→ Exercise brief
Find the lines containing the word "adapt" and copy every one of them.

————————

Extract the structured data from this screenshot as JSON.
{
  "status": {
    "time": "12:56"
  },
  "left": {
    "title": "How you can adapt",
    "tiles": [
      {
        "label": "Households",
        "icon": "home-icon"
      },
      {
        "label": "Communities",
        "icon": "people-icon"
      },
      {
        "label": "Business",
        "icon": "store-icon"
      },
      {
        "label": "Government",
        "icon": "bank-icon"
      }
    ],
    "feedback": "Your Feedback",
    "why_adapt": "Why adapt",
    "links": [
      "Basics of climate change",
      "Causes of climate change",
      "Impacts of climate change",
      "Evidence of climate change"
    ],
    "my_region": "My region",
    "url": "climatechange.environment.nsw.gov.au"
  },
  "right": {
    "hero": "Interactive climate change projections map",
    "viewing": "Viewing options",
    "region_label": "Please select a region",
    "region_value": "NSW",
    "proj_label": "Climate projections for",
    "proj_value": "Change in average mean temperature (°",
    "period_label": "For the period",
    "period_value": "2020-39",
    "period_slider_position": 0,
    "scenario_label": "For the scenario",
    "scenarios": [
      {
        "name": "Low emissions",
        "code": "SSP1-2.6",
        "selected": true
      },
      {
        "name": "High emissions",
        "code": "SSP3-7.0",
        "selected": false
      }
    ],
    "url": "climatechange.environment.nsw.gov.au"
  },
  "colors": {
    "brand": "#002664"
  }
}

————————

→ Correct output
    "title": "How you can adapt",
    "why_adapt": "Why adapt",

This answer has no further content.